> **Recorded information**

::::

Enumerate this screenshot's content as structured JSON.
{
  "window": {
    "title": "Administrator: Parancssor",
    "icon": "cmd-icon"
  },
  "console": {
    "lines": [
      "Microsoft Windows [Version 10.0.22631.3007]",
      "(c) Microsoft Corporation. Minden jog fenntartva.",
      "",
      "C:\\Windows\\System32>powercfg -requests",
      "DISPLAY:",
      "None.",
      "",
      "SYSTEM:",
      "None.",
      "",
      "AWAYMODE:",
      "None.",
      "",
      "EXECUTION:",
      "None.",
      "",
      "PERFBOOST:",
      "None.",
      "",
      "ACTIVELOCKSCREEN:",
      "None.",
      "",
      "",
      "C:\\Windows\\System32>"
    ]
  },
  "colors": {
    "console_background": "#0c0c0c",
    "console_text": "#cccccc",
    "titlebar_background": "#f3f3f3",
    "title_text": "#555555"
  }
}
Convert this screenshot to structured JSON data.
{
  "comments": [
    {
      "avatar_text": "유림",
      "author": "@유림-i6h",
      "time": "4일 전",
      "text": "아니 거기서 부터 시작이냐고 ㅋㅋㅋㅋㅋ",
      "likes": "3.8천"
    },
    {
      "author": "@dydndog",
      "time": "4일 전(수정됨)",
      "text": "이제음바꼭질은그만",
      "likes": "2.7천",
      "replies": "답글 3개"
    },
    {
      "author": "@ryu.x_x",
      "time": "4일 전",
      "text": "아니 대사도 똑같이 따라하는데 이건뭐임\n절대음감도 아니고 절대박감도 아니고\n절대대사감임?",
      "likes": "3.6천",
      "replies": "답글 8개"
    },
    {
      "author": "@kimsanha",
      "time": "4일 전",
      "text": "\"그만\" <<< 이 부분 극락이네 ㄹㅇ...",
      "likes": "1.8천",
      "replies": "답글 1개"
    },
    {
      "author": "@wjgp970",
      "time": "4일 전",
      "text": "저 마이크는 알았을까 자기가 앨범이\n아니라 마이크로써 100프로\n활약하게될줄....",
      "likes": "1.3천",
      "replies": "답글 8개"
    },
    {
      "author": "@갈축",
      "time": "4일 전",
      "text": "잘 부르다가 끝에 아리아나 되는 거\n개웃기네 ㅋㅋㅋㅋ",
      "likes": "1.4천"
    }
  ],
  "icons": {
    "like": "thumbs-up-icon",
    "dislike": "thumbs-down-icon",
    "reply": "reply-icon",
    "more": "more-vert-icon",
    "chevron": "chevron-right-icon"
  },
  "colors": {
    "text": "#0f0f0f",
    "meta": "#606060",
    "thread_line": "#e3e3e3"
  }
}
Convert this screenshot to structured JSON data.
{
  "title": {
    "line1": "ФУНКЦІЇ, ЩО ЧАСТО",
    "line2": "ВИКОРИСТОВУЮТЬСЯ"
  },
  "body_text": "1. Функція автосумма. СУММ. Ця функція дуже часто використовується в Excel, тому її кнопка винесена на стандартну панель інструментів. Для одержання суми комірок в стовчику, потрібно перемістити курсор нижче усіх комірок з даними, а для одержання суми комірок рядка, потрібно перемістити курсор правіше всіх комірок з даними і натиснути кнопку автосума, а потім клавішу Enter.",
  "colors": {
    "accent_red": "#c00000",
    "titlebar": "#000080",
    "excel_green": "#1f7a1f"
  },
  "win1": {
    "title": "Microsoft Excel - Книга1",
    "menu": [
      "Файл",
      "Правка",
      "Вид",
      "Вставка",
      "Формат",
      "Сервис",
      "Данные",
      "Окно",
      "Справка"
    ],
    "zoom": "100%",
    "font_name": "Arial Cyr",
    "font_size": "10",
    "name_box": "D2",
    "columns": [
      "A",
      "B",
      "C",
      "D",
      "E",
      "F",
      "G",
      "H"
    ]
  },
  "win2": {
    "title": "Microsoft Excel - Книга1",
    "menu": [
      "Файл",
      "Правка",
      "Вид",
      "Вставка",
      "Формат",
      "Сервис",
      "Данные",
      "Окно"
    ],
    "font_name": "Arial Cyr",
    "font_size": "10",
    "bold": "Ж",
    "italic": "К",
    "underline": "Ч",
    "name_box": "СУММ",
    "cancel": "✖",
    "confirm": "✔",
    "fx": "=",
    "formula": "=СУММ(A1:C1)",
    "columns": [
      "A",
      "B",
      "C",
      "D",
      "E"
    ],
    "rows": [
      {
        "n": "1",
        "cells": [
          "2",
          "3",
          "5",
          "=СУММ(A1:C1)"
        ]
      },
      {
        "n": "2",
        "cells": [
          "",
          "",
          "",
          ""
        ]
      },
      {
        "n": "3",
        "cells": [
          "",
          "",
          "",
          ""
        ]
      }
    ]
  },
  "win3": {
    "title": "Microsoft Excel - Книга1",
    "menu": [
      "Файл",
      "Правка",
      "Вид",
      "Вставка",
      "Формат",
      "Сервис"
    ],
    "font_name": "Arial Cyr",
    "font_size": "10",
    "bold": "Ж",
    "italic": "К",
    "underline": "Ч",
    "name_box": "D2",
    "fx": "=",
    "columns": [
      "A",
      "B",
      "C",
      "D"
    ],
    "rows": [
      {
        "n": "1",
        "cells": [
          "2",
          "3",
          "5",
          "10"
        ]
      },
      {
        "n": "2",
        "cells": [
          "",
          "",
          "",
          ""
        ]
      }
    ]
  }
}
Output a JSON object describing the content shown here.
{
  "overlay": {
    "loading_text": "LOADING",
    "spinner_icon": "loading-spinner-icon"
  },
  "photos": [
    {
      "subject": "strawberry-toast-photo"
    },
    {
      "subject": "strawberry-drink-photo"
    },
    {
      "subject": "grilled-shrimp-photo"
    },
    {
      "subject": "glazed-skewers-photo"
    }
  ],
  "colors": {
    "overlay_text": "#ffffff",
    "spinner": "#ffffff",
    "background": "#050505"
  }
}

::::

> **Required work**
Find each line in the records holding the string "strawberry" and show it.

> **Task result**
      "subject": "strawberry-toast-photo"
      "subject": "strawberry-drink-photo"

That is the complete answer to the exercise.